(Dataset entries)
— start —
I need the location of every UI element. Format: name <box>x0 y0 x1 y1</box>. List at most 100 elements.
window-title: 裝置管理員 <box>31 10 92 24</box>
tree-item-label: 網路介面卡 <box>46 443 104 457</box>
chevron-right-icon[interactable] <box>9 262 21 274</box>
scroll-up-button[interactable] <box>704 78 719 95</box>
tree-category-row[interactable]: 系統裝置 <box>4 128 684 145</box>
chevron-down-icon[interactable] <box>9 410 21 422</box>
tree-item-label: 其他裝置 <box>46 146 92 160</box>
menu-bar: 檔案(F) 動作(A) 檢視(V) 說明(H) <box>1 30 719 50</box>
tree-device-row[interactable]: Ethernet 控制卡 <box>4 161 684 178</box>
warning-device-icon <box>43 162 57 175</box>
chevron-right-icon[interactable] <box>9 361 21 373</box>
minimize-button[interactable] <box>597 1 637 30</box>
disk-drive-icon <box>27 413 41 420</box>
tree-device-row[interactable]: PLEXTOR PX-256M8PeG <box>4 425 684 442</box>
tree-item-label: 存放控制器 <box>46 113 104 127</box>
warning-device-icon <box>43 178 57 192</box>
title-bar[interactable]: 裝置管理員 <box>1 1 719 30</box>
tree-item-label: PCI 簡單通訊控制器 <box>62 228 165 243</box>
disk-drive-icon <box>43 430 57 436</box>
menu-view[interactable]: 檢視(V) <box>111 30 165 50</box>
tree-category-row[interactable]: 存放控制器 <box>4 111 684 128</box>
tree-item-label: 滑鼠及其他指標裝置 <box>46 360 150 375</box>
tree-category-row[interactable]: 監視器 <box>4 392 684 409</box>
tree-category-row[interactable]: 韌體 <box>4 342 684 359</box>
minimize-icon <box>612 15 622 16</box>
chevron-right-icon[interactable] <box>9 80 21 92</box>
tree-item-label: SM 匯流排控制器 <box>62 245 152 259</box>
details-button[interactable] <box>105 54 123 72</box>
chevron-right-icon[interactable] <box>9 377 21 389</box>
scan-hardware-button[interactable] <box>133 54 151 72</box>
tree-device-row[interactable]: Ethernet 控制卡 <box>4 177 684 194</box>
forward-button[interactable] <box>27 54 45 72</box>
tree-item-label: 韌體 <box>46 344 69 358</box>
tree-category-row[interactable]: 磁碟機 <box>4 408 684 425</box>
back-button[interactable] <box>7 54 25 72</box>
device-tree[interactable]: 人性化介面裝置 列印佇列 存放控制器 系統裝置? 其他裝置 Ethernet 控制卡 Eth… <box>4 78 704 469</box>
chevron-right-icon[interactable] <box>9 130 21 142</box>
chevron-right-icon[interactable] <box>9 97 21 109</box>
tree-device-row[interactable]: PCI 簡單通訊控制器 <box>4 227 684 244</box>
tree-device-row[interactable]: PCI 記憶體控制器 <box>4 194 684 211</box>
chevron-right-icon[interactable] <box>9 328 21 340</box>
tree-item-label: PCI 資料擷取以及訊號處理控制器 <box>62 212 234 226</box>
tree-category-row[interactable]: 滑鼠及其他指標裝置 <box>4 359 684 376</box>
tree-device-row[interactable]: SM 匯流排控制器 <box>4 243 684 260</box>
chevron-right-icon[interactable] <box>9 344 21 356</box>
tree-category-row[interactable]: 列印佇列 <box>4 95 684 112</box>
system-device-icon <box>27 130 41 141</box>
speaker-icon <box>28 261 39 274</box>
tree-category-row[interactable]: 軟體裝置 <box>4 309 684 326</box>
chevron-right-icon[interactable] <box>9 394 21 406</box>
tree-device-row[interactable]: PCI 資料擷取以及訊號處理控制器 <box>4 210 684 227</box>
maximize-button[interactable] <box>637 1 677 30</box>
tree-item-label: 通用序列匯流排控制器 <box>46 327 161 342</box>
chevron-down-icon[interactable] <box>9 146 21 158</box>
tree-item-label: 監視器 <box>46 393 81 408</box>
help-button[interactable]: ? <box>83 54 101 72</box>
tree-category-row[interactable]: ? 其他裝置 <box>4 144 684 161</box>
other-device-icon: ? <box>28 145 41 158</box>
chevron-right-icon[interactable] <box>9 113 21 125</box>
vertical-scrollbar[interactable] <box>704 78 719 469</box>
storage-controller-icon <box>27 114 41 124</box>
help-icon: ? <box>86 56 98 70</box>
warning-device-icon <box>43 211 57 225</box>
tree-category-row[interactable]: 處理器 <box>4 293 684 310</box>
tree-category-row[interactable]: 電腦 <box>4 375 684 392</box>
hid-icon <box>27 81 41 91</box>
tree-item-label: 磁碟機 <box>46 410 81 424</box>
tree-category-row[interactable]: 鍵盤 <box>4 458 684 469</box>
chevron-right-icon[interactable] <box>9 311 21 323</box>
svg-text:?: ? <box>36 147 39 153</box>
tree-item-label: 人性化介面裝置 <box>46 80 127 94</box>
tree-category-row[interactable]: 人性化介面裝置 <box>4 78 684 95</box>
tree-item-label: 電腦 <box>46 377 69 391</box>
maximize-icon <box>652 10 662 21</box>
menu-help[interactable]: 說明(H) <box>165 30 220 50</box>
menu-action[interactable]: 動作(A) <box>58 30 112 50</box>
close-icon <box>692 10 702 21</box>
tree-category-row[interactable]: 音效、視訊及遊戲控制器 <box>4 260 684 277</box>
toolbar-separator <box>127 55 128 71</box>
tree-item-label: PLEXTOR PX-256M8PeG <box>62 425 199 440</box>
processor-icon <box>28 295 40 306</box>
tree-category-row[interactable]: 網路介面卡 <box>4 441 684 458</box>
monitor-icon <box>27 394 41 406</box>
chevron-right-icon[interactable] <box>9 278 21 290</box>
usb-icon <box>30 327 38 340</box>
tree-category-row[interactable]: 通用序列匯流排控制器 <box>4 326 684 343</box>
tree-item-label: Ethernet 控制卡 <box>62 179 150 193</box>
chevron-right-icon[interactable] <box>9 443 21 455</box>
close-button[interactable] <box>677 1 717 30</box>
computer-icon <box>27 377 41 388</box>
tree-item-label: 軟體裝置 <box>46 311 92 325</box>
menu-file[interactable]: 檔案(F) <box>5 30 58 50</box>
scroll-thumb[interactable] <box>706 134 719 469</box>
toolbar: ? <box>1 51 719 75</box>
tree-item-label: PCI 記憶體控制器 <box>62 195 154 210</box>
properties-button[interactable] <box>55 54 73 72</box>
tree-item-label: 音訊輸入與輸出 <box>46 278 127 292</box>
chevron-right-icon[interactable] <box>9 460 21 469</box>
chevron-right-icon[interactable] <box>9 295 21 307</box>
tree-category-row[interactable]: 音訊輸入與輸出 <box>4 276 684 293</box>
— end —
Exercise goal: Put all of the entries above into a numbered list, skipping any blank lines.

Correct result:
1. I need the location of every UI element. Format: name <box>x0 y0 x1 y1</box>. List at most 100 elements.
2. window-title: 裝置管理員 <box>31 10 92 24</box>
3. tree-item-label: 網路介面卡 <box>46 443 104 457</box>
4. chevron-right-icon[interactable] <box>9 262 21 274</box>
5. scroll-up-button[interactable] <box>704 78 719 95</box>
6. tree-category-row[interactable]: 系統裝置 <box>4 128 684 145</box>
7. chevron-down-icon[interactable] <box>9 410 21 422</box>
8. tree-item-label: 其他裝置 <box>46 146 92 160</box>
9. menu-bar: 檔案(F) 動作(A) 檢視(V) 說明(H) <box>1 30 719 50</box>
10. tree-device-row[interactable]: Ethernet 控制卡 <box>4 161 684 178</box>
11. warning-device-icon <box>43 162 57 175</box>
12. chevron-right-icon[interactable] <box>9 361 21 373</box>
13. minimize-button[interactable] <box>597 1 637 30</box>
14. disk-drive-icon <box>27 413 41 420</box>
15. tree-device-row[interactable]: PLEXTOR PX-256M8PeG <box>4 425 684 442</box>
16. tree-item-label: 存放控制器 <box>46 113 104 127</box>
17. warning-device-icon <box>43 178 57 192</box>
18. title-bar[interactable]: 裝置管理員 <box>1 1 719 30</box>
19. tree-item-label: PCI 簡單通訊控制器 <box>62 228 165 243</box>
20. disk-drive-icon <box>43 430 57 436</box>
21. menu-view[interactable]: 檢視(V) <box>111 30 165 50</box>
22. tree-category-row[interactable]: 存放控制器 <box>4 111 684 128</box>
23. tree-item-label: 滑鼠及其他指標裝置 <box>46 360 150 375</box>
24. tree-category-row[interactable]: 監視器 <box>4 392 684 409</box>
25. tree-category-row[interactable]: 韌體 <box>4 342 684 359</box>
26. minimize-icon <box>612 15 622 16</box>
27. chevron-right-icon[interactable] <box>9 80 21 92</box>
28. tree-item-label: SM 匯流排控制器 <box>62 245 152 259</box>
29. details-button[interactable] <box>105 54 123 72</box>
30. chevron-right-icon[interactable] <box>9 377 21 389</box>
31. scan-hardware-button[interactable] <box>133 54 151 72</box>
32. tree-device-row[interactable]: Ethernet 控制卡 <box>4 177 684 194</box>
33. forward-button[interactable] <box>27 54 45 72</box>
34. tree-item-label: 韌體 <box>46 344 69 358</box>
35. tree-category-row[interactable]: 磁碟機 <box>4 408 684 425</box>
36. back-button[interactable] <box>7 54 25 72</box>
37. device-tree[interactable]: 人性化介面裝置 列印佇列 存放控制器 系統裝置? 其他裝置 Ethernet 控制卡 Eth… <box>4 78 704 469</box>
38. chevron-right-icon[interactable] <box>9 130 21 142</box>
39. chevron-right-icon[interactable] <box>9 97 21 109</box>
40. tree-device-row[interactable]: PCI 簡單通訊控制器 <box>4 227 684 244</box>
41. tree-device-row[interactable]: PCI 記憶體控制器 <box>4 194 684 211</box>
42. chevron-right-icon[interactable] <box>9 328 21 340</box>
43. tree-item-label: PCI 資料擷取以及訊號處理控制器 <box>62 212 234 226</box>
44. tree-category-row[interactable]: 滑鼠及其他指標裝置 <box>4 359 684 376</box>
45. tree-device-row[interactable]: SM 匯流排控制器 <box>4 243 684 260</box>
46. chevron-right-icon[interactable] <box>9 344 21 356</box>
47. tree-category-row[interactable]: 列印佇列 <box>4 95 684 112</box>
48. system-device-icon <box>27 130 41 141</box>
49. speaker-icon <box>28 261 39 274</box>
50. tree-category-row[interactable]: 軟體裝置 <box>4 309 684 326</box>
51. chevron-right-icon[interactable] <box>9 394 21 406</box>
52. tree-device-row[interactable]: PCI 資料擷取以及訊號處理控制器 <box>4 210 684 227</box>
53. maximize-button[interactable] <box>637 1 677 30</box>
54. tree-item-label: 通用序列匯流排控制器 <box>46 327 161 342</box>
55. chevron-down-icon[interactable] <box>9 146 21 158</box>
56. tree-item-label: 監視器 <box>46 393 81 408</box>
57. help-button[interactable]: ? <box>83 54 101 72</box>
58. tree-category-row[interactable]: ? 其他裝置 <box>4 144 684 161</box>
59. other-device-icon: ? <box>28 145 41 158</box>
60. chevron-right-icon[interactable] <box>9 113 21 125</box>
61. vertical-scrollbar[interactable] <box>704 78 719 469</box>
62. storage-controller-icon <box>27 114 41 124</box>
63. help-icon: ? <box>86 56 98 70</box>
64. warning-device-icon <box>43 211 57 225</box>
65. tree-category-row[interactable]: 處理器 <box>4 293 684 310</box>
66. tree-category-row[interactable]: 電腦 <box>4 375 684 392</box>
67. hid-icon <box>27 81 41 91</box>
68. tree-item-label: 磁碟機 <box>46 410 81 424</box>
69. tree-category-row[interactable]: 鍵盤 <box>4 458 684 469</box>
70. chevron-right-icon[interactable] <box>9 311 21 323</box>
71. svg-text:?: ? <box>36 147 39 153</box>
72. tree-item-label: 人性化介面裝置 <box>46 80 127 94</box>
73. tree-category-row[interactable]: 人性化介面裝置 <box>4 78 684 95</box>
74. tree-item-label: 電腦 <box>46 377 69 391</box>
75. maximize-icon <box>652 10 662 21</box>
76. menu-help[interactable]: 說明(H) <box>165 30 220 50</box>
77. menu-action[interactable]: 動作(A) <box>58 30 112 50</box>
78. close-icon <box>692 10 702 21</box>
79. tree-category-row[interactable]: 音效、視訊及遊戲控制器 <box>4 260 684 277</box>
80. toolbar-separator <box>127 55 128 71</box>
81. tree-item-label: PLEXTOR PX-256M8PeG <box>62 425 199 440</box>
82. processor-icon <box>28 295 40 306</box>
83. tree-category-row[interactable]: 網路介面卡 <box>4 441 684 458</box>
84. monitor-icon <box>27 394 41 406</box>
85. chevron-right-icon[interactable] <box>9 278 21 290</box>
86. usb-icon <box>30 327 38 340</box>
87. tree-category-row[interactable]: 通用序列匯流排控制器 <box>4 326 684 343</box>
88. tree-item-label: Ethernet 控制卡 <box>62 179 150 193</box>
89. chevron-right-icon[interactable] <box>9 443 21 455</box>
90. close-button[interactable] <box>677 1 717 30</box>
91. computer-icon <box>27 377 41 388</box>
92. tree-item-label: 軟體裝置 <box>46 311 92 325</box>
93. menu-file[interactable]: 檔案(F) <box>5 30 58 50</box>
94. scroll-thumb[interactable] <box>706 134 719 469</box>
95. toolbar: ? <box>1 51 719 75</box>
96. tree-item-label: PCI 記憶體控制器 <box>62 195 154 210</box>
97. properties-button[interactable] <box>55 54 73 72</box>
98. tree-item-label: 音訊輸入與輸出 <box>46 278 127 292</box>
99. chevron-right-icon[interactable] <box>9 460 21 469</box>
100. chevron-right-icon[interactable] <box>9 295 21 307</box>
101. tree-category-row[interactable]: 音訊輸入與輸出 <box>4 276 684 293</box>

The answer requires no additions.